# Goal
Output all records precisely as written.

# Available data
※ ※ ※

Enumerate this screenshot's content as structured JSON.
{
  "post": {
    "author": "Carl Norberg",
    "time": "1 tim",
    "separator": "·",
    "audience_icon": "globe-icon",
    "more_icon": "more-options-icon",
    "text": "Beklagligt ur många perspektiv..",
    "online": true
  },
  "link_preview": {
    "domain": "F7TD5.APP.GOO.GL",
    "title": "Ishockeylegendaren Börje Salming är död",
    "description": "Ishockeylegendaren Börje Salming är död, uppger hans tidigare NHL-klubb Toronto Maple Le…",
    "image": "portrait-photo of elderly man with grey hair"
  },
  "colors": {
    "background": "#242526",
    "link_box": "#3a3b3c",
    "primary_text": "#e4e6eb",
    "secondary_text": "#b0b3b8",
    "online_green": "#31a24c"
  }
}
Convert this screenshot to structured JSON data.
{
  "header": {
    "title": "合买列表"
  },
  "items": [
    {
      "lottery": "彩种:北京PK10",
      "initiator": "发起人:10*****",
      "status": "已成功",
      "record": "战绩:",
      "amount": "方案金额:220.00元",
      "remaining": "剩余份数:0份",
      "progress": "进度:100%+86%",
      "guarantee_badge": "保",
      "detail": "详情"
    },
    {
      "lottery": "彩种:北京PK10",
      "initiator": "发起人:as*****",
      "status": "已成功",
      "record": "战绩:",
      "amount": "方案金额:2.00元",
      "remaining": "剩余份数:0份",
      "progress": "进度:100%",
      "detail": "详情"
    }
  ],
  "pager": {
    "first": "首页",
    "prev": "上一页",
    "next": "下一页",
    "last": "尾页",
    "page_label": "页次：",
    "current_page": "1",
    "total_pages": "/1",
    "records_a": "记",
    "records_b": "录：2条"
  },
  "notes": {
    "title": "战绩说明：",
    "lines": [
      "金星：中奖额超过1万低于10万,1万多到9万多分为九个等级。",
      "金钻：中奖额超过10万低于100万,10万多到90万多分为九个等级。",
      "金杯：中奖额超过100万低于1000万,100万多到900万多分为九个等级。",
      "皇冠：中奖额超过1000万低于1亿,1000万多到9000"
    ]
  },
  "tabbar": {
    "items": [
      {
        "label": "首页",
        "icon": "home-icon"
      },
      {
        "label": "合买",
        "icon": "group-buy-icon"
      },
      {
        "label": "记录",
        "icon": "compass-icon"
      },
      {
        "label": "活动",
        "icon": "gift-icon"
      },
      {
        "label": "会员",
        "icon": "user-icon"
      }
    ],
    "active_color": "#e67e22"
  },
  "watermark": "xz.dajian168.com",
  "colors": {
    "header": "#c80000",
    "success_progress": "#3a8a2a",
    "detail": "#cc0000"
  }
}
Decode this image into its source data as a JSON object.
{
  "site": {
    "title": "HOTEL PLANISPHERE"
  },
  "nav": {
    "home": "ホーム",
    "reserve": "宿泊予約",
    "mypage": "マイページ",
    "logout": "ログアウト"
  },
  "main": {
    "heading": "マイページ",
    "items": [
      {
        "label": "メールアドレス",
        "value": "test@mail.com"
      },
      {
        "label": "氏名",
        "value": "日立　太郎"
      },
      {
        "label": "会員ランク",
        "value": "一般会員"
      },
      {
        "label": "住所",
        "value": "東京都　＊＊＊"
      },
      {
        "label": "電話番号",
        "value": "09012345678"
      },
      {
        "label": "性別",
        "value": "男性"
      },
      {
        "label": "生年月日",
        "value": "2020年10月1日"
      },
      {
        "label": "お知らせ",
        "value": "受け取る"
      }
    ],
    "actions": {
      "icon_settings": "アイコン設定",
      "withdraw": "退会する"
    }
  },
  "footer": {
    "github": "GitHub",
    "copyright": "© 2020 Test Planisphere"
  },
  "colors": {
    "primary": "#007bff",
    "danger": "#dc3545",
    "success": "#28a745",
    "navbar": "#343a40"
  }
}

※ ※ ※

# Exercise result
Enumerate this screenshot's content as structured JSON.
{
  "post": {
    "author": "Carl Norberg",
    "time": "1 tim",
    "separator": "·",
    "audience_icon": "globe-icon",
    "more_icon": "more-options-icon",
    "text": "Beklagligt ur många perspektiv..",
    "online": true
  },
  "link_preview": {
    "domain": "F7TD5.APP.GOO.GL",
    "title": "Ishockeylegendaren Börje Salming är död",
    "description": "Ishockeylegendaren Börje Salming är död, uppger hans tidigare NHL-klubb Toronto Maple Le…",
    "image": "portrait-photo of elderly man with grey hair"
  },
  "colors": {
    "background": "#242526",
    "link_box": "#3a3b3c",
    "primary_text": "#e4e6eb",
    "secondary_text": "#b0b3b8",
    "online_green": "#31a24c"
  }
}
Convert this screenshot to structured JSON data.
{
  "header": {
    "title": "合买列表"
  },
  "items": [
    {
      "lottery": "彩种:北京PK10",
      "initiator": "发起人:10*****",
      "status": "已成功",
      "record": "战绩:",
      "amount": "方案金额:220.00元",
      "remaining": "剩余份数:0份",
      "progress": "进度:100%+86%",
      "guarantee_badge": "保",
      "detail": "详情"
    },
    {
      "lottery": "彩种:北京PK10",
      "initiator": "发起人:as*****",
      "status": "已成功",
      "record": "战绩:",
      "amount": "方案金额:2.00元",
      "remaining": "剩余份数:0份",
      "progress": "进度:100%",
      "detail": "详情"
    }
  ],
  "pager": {
    "first": "首页",
    "prev": "上一页",
    "next": "下一页",
    "last": "尾页",
    "page_label": "页次：",
    "current_page": "1",
    "total_pages": "/1",
    "records_a": "记",
    "records_b": "录：2条"
  },
  "notes": {
    "title": "战绩说明：",
    "lines": [
      "金星：中奖额超过1万低于10万,1万多到9万多分为九个等级。",
      "金钻：中奖额超过10万低于100万,10万多到90万多分为九个等级。",
      "金杯：中奖额超过100万低于1000万,100万多到900万多分为九个等级。",
      "皇冠：中奖额超过1000万低于1亿,1000万多到9000"
    ]
  },
  "tabbar": {
    "items": [
      {
        "label": "首页",
        "icon": "home-icon"
      },
      {
        "label": "合买",
        "icon": "group-buy-icon"
      },
      {
        "label": "记录",
        "icon": "compass-icon"
      },
      {
        "label": "活动",
        "icon": "gift-icon"
      },
      {
        "label": "会员",
        "icon": "user-icon"
      }
    ],
    "active_color": "#e67e22"
  },
  "watermark": "xz.dajian168.com",
  "colors": {
    "header": "#c80000",
    "success_progress": "#3a8a2a",
    "detail": "#cc0000"
  }
}
Decode this image into its source data as a JSON object.
{
  "site": {
    "title": "HOTEL PLANISPHERE"
  },
  "nav": {
    "home": "ホーム",
    "reserve": "宿泊予約",
    "mypage": "マイページ",
    "logout": "ログアウト"
  },
  "main": {
    "heading": "マイページ",
    "items": [
      {
        "label": "メールアドレス",
        "value": "test@mail.com"
      },
      {
        "label": "氏名",
        "value": "日立　太郎"
      },
      {
        "label": "会員ランク",
        "value": "一般会員"
      },
      {
        "label": "住所",
        "value": "東京都　＊＊＊"
      },
      {
        "label": "電話番号",
        "value": "09012345678"
      },
      {
        "label": "性別",
        "value": "男性"
      },
      {
        "label": "生年月日",
        "value": "2020年10月1日"
      },
      {
        "label": "お知らせ",
        "value": "受け取る"
      }
    ],
    "actions": {
      "icon_settings": "アイコン設定",
      "withdraw": "退会する"
    }
  },
  "footer": {
    "github": "GitHub",
    "copyright": "© 2020 Test Planisphere"
  },
  "colors": {
    "primary": "#007bff",
    "danger": "#dc3545",
    "success": "#28a745",
    "navbar": "#343a40"
  }
}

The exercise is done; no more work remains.